__TASK DIRECTIONS__. Copy the lines of the material below word for word, beginning with the line that contains "x-tick-label: 10 4 (331, 589, 359, 611)" and continuing through the line that contains "x-tick-label: 10 3 (244, 589, 272, 611)".

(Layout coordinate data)
┌──

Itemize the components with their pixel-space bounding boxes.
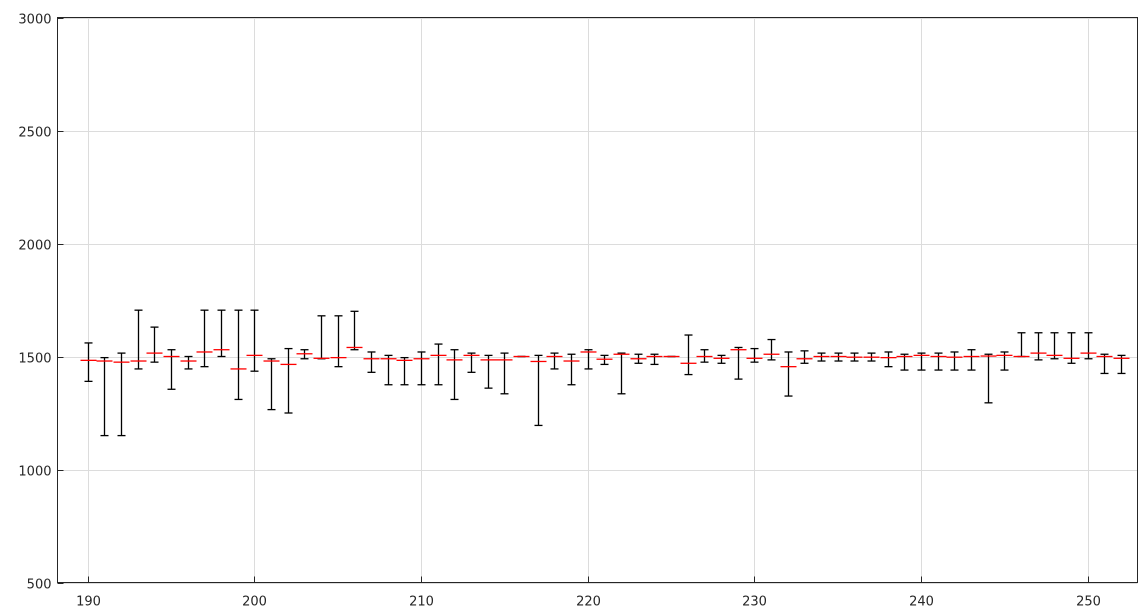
error-bar [163,349,180,390]
error-bar [180,355,197,370]
error-bar [330,315,347,368]
error-bar [713,354,730,364]
x-tick-label: 230 [742,595,767,610]
x-tick-label: 210 [409,595,434,610]
error-bar [1030,332,1047,361]
error-bar [846,352,863,362]
error-bar [596,354,613,366]
error-bar [530,354,547,427]
error-bar [80,342,97,383]
error-bar [946,351,963,371]
error-bar [1046,332,1063,360]
error-bar [996,351,1013,371]
error-bar [1113,354,1130,375]
y-tick-label: 2000 [18,239,51,254]
error-bar [680,334,697,376]
error-bar [813,352,830,362]
error-bar [630,353,647,364]
error-bar [346,310,363,351]
error-bar [446,349,463,401]
error-bar [930,352,947,371]
error-bar [230,309,247,401]
error-bar [1063,332,1080,364]
error-bar [963,349,980,371]
error-bar [896,353,913,371]
error-bar [480,354,497,389]
axes [57,17,1138,583]
error-bar [730,346,747,380]
error-bar-series [80,309,1130,437]
error-bar [913,352,930,371]
y-axis-ticks: 500 1000 1500 2000 2500 3000 [18,13,64,593]
error-bar [863,352,880,362]
error-bar [313,315,330,360]
error-bar [430,343,447,386]
error-bar [746,347,763,363]
error-bar [113,352,130,437]
error-bar [196,309,213,368]
error-bar [296,349,313,360]
error-bar [1080,332,1097,360]
error-bar [1096,353,1113,375]
error-bar [463,352,480,373]
error-bar [380,354,397,386]
error-bar [496,352,513,395]
error-bar [246,309,263,372]
y-tick-label: 500 [27,578,52,593]
x-tick-label: 250 [1076,595,1101,610]
x-tick-label: 190 [76,595,101,610]
error-bar [646,353,663,366]
error-bar [780,351,797,397]
error-bar [980,353,997,404]
y-tick-label: 1000 [18,465,51,480]
y-tick-label: 2500 [18,126,51,141]
error-bar [563,353,580,386]
error-bar [763,338,780,361]
y-tick-label: 3000 [18,13,51,28]
error-bar [580,349,597,370]
error-bar [96,356,113,437]
error-bar [830,352,847,362]
error-bar [546,352,563,370]
x-tick-label: 200 [242,595,267,610]
error-bar [363,351,380,373]
x-tick-label: 220 [576,595,601,610]
error-bar [613,352,630,395]
error-bar [1013,332,1030,358]
error-bar [396,356,413,386]
error-bar [130,309,147,370]
y-tick-label: 1500 [18,352,51,367]
error-bar [696,349,713,363]
x-tick-label: 240 [909,595,934,610]
error-bar [280,347,297,414]
error-bar [263,358,280,411]
error-bar [796,350,813,364]
error-bar [880,351,897,368]
error-bar [413,351,430,386]
error-bar [146,326,163,363]
x-axis-ticks: 190 200 210 220 230 240 250 [76,576,1101,610]
plot-area-border [57,17,1138,583]
error-bar [213,309,230,358]
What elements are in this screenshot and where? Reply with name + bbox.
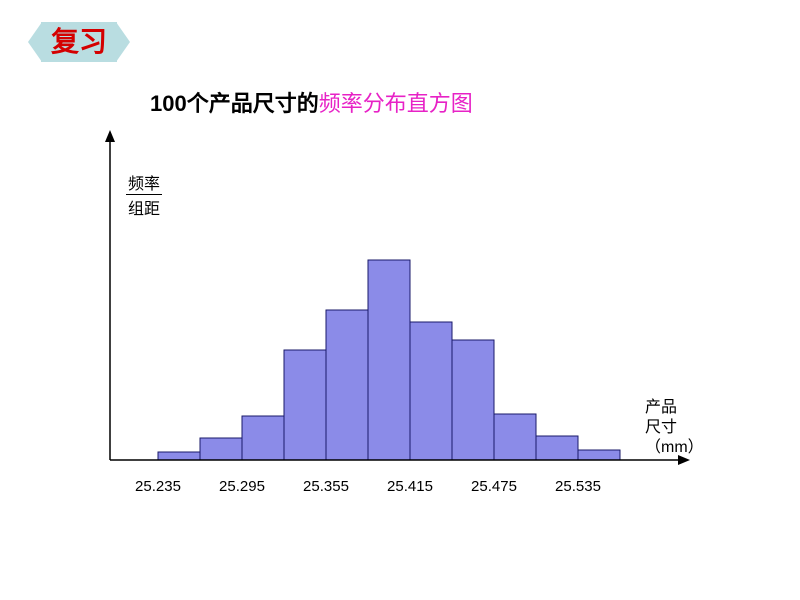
title-highlight: 频率分布直方图 xyxy=(319,91,473,116)
histogram-svg xyxy=(90,130,730,530)
title-mid: 个产品尺寸的 xyxy=(187,91,319,116)
histogram-chart: 频率 组距 25.235 25.295 25.355 25.415 25.475 25.5… xyxy=(90,130,730,530)
histogram-bar xyxy=(284,350,326,460)
x-tick-label: 25.415 xyxy=(387,478,433,495)
ribbon-left-tail xyxy=(28,22,42,62)
y-axis-numerator: 频率 xyxy=(126,170,162,195)
ribbon-label: 复习 xyxy=(41,22,117,62)
histogram-bar xyxy=(242,416,284,460)
ribbon-right-tail xyxy=(116,22,130,62)
x-tick-label: 25.235 xyxy=(135,478,181,495)
x-tick-label: 25.295 xyxy=(219,478,265,495)
histogram-bar xyxy=(410,322,452,460)
histogram-bar xyxy=(200,438,242,460)
histogram-bar xyxy=(536,436,578,460)
chart-title: 100个产品尺寸的频率分布直方图 xyxy=(150,86,473,118)
slide: 复习 100个产品尺寸的频率分布直方图 频率 组距 25.235 25.295 25… xyxy=(0,0,800,600)
histogram-bar xyxy=(326,310,368,460)
x-axis-label-line2: 尺寸 xyxy=(645,418,704,438)
x-axis-label-line1: 产品 xyxy=(645,398,704,418)
histogram-bar xyxy=(368,260,410,460)
histogram-bar xyxy=(452,340,494,460)
y-axis-denominator: 组距 xyxy=(126,195,162,219)
x-axis-label-line3: （mm） xyxy=(645,438,704,458)
y-axis-arrow xyxy=(105,130,115,142)
x-tick-label: 25.535 xyxy=(555,478,601,495)
histogram-bar xyxy=(158,452,200,460)
review-ribbon: 复习 xyxy=(28,22,130,62)
histogram-bar xyxy=(578,450,620,460)
title-prefix: 100 xyxy=(150,91,187,116)
y-axis-label: 频率 组距 xyxy=(126,170,162,219)
x-axis-label: 产品 尺寸 （mm） xyxy=(645,398,704,458)
x-tick-label: 25.475 xyxy=(471,478,517,495)
histogram-bar xyxy=(494,414,536,460)
x-tick-label: 25.355 xyxy=(303,478,349,495)
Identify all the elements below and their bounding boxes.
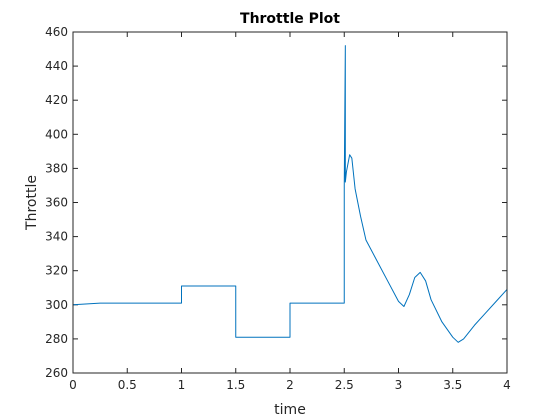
y-tick-label: 280 — [45, 332, 68, 346]
series-group — [72, 45, 508, 343]
x-tick-label: 1.5 — [226, 378, 245, 392]
y-axis-label: Throttle — [24, 175, 40, 231]
y-tick-label: 460 — [45, 25, 68, 39]
x-tick-label: 0.5 — [118, 378, 137, 392]
y-tick-label: 360 — [45, 196, 68, 210]
y-tick-label: 260 — [45, 366, 68, 380]
y-tick-label: 300 — [45, 298, 68, 312]
y-tick-label: 380 — [45, 161, 68, 175]
x-tick-label: 3 — [395, 378, 403, 392]
plot-area-frame — [72, 31, 508, 374]
throttle-series-line — [72, 45, 508, 343]
y-tick-label: 400 — [45, 127, 68, 141]
x-tick-label: 0 — [69, 378, 77, 392]
x-tick-label: 4 — [503, 378, 511, 392]
x-tick-label: 2 — [286, 378, 294, 392]
y-tick-label: 320 — [45, 264, 68, 278]
x-tick-label: 3.5 — [443, 378, 462, 392]
axis-ticks: 0 0.5 1 1.5 2 2.5 3 3.5 4 260 280 300 320 340 360 380 40… — [45, 25, 511, 392]
y-tick-label: 340 — [45, 230, 68, 244]
x-tick-label: 1 — [178, 378, 186, 392]
x-axis-label: time — [274, 402, 306, 418]
chart-title: Throttle Plot — [240, 11, 340, 27]
y-tick-label: 420 — [45, 93, 68, 107]
y-tick-label: 440 — [45, 59, 68, 73]
x-tick-label: 2.5 — [335, 378, 354, 392]
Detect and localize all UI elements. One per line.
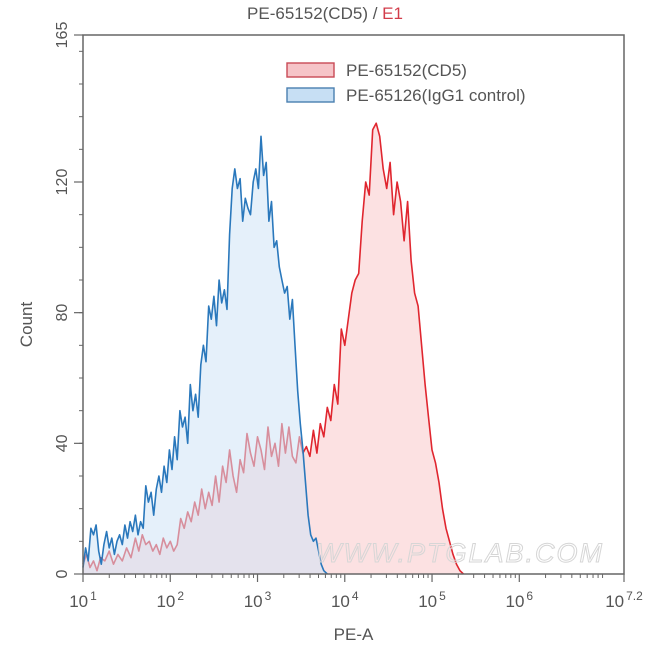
x-tick-label: 10 4 (331, 589, 359, 611)
legend: PE-65152(CD5) PE-65126(IgG1 control) (286, 61, 526, 105)
plot-frame (82, 34, 625, 575)
axes: 0 40 80 120 165 10 1 10 2 10 3 10 4 10 5 10 6 10 7.2 PE-A Co… (17, 22, 643, 644)
chart-title: PE-65152(CD5) / E1 (0, 4, 650, 24)
y-tick-label: 0 (54, 569, 71, 578)
x-tick-label: 10 6 (505, 589, 533, 611)
series-fill (83, 123, 464, 574)
x-tick-label: 10 3 (244, 589, 272, 611)
y-tick-label: 40 (54, 434, 71, 452)
legend-item-igg1-control: PE-65126(IgG1 control) (286, 86, 526, 105)
y-tick-label: 120 (54, 169, 71, 196)
series-line (82, 135, 328, 575)
legend-label: PE-65152(CD5) (346, 61, 467, 80)
legend-item-cd5: PE-65152(CD5) (286, 61, 467, 80)
y-tick-label: 165 (54, 22, 71, 49)
x-tick-label: 10 1 (69, 589, 97, 611)
legend-swatch (286, 62, 335, 78)
series-fill (83, 136, 328, 575)
series-layer (82, 122, 464, 575)
x-tick-label: 10 5 (418, 589, 446, 611)
y-tick-label: 80 (54, 304, 71, 322)
title-gate: E1 (382, 4, 403, 23)
y-axis-label: Count (17, 302, 36, 348)
x-axis-label: PE-A (334, 625, 374, 644)
title-separator: / (367, 4, 383, 23)
x-tick-label: 10 7.2 (605, 589, 643, 611)
legend-label: PE-65126(IgG1 control) (346, 86, 526, 105)
x-tick-label: 10 2 (156, 589, 184, 611)
title-sample: PE-65152(CD5) (247, 4, 368, 23)
legend-swatch (286, 87, 335, 103)
series-igg1-control (82, 135, 328, 575)
watermark: WWW.PTGLAB.COM (316, 538, 604, 569)
watermark-text: WWW.PTGLAB.COM (316, 538, 604, 568)
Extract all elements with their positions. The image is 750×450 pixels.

└──

__WRITTEN RESPONSE__.
x-tick-label: 10 4 (331, 589, 359, 611)
legend: PE-65152(CD5) PE-65126(IgG1 control) (286, 61, 526, 105)
plot-frame (82, 34, 625, 575)
axes: 0 40 80 120 165 10 1 10 2 10 3 10 4 10 5 10 6 10 7.2 PE-A Co… (17, 22, 643, 644)
chart-title: PE-65152(CD5) / E1 (0, 4, 650, 24)
y-tick-label: 0 (54, 569, 71, 578)
x-tick-label: 10 6 (505, 589, 533, 611)
series-fill (83, 123, 464, 574)
x-tick-label: 10 3 (244, 589, 272, 611)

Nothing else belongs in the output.